» Records contained in a dataset
◆ ◆ ◆ ◆
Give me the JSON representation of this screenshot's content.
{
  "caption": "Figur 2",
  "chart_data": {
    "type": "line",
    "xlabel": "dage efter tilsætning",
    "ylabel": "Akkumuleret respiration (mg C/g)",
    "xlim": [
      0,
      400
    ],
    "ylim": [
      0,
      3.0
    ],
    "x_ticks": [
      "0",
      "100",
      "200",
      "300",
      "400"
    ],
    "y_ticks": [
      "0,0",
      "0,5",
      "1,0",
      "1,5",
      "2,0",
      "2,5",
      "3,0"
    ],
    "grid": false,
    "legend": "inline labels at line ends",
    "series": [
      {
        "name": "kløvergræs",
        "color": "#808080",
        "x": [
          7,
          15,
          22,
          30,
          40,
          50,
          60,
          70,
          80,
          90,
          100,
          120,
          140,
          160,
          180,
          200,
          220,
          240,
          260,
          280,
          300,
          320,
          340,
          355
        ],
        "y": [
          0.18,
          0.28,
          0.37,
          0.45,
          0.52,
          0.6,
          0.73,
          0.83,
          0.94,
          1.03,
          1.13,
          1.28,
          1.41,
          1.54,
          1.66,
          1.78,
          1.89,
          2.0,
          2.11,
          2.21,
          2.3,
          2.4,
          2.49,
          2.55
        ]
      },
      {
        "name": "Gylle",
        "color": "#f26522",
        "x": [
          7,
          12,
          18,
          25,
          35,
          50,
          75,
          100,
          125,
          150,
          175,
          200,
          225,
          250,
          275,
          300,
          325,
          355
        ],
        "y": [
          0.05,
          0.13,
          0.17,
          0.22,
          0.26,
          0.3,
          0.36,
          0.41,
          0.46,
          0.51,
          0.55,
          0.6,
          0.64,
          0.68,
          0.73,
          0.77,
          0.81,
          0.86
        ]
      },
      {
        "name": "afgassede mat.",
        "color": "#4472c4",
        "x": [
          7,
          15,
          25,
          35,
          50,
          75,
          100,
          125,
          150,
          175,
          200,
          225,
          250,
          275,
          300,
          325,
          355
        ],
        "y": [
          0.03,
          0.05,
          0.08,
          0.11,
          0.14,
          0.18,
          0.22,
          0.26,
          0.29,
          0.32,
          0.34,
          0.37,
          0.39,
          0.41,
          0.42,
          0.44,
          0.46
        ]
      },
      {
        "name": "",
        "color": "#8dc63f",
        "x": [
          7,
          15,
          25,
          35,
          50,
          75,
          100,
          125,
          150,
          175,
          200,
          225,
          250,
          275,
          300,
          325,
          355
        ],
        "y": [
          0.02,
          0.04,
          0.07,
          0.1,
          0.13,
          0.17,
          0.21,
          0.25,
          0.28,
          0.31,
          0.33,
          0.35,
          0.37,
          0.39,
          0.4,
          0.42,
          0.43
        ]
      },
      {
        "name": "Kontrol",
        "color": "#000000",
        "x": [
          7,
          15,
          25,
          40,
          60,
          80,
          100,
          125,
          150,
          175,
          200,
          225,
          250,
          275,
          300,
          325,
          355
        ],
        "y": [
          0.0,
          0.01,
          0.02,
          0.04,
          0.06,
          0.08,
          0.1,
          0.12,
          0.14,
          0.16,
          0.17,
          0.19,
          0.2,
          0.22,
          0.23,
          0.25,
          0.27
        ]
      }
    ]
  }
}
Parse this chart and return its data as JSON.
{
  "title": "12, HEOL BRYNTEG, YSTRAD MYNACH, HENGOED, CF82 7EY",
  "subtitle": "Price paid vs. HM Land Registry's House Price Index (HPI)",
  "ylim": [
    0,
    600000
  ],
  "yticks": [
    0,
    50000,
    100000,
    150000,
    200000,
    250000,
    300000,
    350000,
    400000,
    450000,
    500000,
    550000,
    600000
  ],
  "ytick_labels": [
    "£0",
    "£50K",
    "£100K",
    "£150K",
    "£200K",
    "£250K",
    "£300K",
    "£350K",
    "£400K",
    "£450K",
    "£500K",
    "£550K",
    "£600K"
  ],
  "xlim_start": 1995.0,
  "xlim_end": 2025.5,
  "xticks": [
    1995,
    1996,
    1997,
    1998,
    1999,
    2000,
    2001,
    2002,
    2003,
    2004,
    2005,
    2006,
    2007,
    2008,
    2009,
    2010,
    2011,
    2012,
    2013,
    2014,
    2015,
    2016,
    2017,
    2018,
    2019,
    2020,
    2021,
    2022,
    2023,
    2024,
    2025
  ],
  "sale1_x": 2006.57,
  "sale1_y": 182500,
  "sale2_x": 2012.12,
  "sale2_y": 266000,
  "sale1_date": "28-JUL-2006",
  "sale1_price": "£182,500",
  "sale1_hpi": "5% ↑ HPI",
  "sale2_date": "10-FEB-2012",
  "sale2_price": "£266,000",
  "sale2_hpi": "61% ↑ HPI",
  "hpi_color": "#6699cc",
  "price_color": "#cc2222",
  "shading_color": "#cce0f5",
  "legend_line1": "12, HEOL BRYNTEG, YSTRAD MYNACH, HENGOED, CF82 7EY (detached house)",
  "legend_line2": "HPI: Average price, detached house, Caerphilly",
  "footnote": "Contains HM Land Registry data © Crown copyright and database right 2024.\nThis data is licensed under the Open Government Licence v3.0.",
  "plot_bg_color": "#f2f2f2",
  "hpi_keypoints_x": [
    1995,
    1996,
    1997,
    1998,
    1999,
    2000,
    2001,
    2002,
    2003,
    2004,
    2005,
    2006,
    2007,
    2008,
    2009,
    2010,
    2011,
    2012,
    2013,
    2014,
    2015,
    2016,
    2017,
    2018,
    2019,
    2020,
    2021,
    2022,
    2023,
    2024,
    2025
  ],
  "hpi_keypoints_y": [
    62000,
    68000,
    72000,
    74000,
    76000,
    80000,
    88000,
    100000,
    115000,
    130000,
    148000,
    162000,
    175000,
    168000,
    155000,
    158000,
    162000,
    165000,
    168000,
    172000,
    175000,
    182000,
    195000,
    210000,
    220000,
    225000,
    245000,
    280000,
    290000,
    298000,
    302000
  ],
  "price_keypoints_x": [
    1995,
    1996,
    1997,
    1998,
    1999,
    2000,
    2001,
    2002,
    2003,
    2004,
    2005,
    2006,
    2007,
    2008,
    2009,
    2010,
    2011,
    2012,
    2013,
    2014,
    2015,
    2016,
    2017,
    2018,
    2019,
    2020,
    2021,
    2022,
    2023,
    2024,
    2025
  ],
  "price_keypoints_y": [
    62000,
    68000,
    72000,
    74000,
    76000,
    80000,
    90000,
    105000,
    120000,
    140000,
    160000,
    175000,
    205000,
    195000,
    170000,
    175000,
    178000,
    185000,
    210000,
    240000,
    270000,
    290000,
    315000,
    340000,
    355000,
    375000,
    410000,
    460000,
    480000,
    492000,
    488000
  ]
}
◆ ◆ ◆ ◆
» Exercise requirements
Using the records above, gather all lines where the string "JSON" is present.

» Full output
Give me the JSON representation of this screenshot's content.
Parse this chart and return its data as JSON.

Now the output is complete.